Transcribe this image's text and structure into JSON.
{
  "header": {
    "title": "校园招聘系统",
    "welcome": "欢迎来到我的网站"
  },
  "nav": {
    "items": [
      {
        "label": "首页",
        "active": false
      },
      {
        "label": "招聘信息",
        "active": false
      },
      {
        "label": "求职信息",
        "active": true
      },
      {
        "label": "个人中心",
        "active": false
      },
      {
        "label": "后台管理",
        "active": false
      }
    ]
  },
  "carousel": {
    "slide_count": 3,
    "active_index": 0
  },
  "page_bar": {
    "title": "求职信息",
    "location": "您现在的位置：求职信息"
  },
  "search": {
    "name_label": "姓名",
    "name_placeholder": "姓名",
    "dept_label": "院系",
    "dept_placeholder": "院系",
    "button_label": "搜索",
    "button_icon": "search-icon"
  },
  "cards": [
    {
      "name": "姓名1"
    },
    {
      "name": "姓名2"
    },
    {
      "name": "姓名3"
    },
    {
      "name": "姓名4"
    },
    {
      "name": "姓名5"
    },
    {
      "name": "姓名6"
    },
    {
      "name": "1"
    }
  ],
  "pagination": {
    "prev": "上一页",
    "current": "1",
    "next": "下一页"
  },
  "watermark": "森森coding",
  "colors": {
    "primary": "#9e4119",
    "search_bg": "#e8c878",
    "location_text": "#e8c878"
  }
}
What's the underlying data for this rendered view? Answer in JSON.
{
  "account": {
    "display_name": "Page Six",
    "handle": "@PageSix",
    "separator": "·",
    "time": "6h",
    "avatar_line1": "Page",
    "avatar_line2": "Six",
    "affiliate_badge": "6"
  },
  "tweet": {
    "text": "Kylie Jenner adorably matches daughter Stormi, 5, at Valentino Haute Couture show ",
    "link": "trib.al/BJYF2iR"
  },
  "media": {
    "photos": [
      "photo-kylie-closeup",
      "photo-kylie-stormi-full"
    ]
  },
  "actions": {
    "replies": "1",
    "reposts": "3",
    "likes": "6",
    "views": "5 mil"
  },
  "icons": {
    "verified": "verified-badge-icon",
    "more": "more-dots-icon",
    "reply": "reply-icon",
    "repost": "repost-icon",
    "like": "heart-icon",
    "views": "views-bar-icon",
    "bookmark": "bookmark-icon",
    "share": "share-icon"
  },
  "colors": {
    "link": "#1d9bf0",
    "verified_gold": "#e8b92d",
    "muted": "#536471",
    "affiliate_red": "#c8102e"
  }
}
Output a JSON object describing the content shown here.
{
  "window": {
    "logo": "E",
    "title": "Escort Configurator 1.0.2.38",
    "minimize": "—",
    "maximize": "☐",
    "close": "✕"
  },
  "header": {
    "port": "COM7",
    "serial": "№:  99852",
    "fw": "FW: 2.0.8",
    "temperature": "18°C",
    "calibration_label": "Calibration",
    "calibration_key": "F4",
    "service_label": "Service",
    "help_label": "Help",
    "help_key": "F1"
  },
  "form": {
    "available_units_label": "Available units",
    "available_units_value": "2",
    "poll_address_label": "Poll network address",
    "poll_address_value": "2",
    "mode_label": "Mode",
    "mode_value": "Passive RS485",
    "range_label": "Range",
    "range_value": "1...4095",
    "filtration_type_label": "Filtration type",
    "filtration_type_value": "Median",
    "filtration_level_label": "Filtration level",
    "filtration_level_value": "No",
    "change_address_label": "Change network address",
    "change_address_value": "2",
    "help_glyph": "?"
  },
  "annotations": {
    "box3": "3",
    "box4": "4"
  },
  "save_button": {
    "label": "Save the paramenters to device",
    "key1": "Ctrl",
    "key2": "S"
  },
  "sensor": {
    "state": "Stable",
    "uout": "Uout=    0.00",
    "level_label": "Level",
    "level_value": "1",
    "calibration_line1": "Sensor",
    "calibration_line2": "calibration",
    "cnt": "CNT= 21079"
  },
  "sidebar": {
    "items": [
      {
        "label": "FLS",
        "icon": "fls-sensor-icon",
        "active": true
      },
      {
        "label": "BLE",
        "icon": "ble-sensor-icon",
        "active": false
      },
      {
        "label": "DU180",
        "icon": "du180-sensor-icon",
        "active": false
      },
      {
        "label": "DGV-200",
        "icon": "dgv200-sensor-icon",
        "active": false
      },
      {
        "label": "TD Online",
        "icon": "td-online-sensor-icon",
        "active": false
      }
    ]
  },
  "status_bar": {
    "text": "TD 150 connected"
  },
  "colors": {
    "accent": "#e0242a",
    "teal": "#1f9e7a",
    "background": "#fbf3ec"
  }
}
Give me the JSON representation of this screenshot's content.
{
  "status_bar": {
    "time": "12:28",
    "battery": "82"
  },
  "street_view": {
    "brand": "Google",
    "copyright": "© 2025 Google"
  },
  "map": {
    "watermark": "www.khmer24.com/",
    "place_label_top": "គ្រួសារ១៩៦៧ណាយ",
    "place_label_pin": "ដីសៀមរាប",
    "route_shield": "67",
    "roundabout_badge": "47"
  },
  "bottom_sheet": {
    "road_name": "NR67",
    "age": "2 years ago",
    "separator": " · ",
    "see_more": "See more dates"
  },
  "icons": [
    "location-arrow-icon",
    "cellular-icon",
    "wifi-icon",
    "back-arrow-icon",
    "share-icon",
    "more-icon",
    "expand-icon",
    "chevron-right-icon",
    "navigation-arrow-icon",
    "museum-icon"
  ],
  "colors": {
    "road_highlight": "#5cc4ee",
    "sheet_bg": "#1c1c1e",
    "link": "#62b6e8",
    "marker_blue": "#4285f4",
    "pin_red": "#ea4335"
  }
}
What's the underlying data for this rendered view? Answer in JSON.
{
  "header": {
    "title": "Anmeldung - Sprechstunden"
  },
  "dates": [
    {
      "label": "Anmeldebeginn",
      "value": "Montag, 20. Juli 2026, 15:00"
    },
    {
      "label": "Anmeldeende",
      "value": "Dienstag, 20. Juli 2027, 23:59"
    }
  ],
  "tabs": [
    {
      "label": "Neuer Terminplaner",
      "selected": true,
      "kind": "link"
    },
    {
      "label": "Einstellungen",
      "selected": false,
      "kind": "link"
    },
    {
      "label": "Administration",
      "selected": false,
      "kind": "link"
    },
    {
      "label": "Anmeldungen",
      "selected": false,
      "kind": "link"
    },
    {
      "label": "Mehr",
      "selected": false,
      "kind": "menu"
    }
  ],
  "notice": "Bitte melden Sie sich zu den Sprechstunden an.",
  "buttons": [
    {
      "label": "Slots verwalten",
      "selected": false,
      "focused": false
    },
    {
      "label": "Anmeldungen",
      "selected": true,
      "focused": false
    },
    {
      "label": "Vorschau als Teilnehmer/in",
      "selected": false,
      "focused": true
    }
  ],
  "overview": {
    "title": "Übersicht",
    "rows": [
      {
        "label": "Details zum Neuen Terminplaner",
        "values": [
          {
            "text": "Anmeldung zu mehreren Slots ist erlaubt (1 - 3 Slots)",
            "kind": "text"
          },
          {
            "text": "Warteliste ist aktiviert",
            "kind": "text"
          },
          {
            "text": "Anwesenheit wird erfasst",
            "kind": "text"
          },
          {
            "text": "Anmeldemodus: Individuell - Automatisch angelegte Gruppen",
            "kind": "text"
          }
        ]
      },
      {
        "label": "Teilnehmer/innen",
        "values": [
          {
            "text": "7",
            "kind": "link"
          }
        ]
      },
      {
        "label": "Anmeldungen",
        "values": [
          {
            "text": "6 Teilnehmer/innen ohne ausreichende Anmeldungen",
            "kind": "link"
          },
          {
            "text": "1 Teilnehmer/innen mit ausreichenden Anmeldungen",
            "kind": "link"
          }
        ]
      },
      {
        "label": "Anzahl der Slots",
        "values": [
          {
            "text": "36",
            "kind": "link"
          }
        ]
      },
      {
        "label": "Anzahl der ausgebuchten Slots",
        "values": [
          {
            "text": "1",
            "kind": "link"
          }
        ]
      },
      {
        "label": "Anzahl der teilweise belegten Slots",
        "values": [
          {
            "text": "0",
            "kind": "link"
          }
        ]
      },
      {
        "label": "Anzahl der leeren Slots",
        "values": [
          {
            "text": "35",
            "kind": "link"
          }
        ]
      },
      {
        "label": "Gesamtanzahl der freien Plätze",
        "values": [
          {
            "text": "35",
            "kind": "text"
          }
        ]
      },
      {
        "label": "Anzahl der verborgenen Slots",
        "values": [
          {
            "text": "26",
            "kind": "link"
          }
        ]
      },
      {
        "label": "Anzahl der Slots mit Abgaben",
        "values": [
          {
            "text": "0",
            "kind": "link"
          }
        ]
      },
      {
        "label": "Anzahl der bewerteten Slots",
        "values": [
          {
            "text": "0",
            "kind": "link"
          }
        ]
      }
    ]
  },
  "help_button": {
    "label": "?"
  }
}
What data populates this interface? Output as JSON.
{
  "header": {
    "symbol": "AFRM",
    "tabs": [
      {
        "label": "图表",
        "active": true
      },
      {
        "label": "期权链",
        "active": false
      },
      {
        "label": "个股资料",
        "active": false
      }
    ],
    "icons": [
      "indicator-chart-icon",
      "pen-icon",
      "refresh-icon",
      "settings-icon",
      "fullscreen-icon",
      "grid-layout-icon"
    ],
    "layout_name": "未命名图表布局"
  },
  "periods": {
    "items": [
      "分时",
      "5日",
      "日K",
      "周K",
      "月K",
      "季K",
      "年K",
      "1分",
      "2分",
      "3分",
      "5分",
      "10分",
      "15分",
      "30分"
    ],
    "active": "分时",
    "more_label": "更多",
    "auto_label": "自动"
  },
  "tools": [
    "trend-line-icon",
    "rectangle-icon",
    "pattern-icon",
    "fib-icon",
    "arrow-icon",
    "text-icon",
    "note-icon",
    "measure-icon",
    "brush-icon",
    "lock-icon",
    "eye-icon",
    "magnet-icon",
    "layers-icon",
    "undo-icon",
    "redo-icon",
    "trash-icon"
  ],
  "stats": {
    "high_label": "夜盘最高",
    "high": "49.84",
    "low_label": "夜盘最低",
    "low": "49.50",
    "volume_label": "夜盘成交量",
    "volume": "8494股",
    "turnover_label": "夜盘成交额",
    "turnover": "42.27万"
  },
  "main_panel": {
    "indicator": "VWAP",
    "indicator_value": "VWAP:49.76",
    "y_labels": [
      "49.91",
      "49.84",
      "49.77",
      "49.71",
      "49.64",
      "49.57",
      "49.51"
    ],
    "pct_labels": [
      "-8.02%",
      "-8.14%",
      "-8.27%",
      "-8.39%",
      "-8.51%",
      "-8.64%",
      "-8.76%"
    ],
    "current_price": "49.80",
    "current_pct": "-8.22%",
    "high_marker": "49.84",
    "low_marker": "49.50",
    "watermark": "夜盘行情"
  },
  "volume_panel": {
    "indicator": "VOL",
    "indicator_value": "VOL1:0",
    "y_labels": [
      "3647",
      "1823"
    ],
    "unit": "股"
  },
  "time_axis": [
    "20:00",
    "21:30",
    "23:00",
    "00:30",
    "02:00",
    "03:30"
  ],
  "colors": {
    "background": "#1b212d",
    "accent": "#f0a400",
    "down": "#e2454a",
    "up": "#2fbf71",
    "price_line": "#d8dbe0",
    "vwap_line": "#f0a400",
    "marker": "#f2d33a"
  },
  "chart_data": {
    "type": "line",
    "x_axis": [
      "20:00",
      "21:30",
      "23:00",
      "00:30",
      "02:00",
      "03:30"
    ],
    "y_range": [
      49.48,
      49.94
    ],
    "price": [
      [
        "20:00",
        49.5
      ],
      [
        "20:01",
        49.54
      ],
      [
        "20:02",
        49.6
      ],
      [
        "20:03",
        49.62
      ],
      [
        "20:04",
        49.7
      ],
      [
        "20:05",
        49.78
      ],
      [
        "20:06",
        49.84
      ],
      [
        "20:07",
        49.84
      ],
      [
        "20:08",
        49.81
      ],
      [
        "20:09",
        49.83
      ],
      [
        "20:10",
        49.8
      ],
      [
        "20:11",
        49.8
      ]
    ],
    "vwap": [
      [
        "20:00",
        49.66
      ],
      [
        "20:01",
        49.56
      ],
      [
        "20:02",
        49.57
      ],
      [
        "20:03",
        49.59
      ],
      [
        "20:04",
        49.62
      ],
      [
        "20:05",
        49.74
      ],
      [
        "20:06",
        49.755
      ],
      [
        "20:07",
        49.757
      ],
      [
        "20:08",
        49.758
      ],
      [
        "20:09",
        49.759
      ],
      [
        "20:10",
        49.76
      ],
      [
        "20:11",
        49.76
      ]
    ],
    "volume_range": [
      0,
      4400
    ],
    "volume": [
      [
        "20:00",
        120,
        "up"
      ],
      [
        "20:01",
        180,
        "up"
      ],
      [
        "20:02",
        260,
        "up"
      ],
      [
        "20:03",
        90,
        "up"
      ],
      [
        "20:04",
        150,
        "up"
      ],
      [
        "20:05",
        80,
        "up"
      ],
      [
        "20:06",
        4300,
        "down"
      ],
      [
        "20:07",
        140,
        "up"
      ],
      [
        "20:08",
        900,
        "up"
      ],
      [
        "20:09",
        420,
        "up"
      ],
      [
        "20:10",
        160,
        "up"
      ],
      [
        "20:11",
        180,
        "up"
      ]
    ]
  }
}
────────────────
= REQUIREMENT =
Pick out the lines above that hold the string "arrow" and show them.

= RESULT OF THIS TASK =
    "location-arrow-icon",
    "back-arrow-icon",
    "navigation-arrow-icon",
    "arrow-icon",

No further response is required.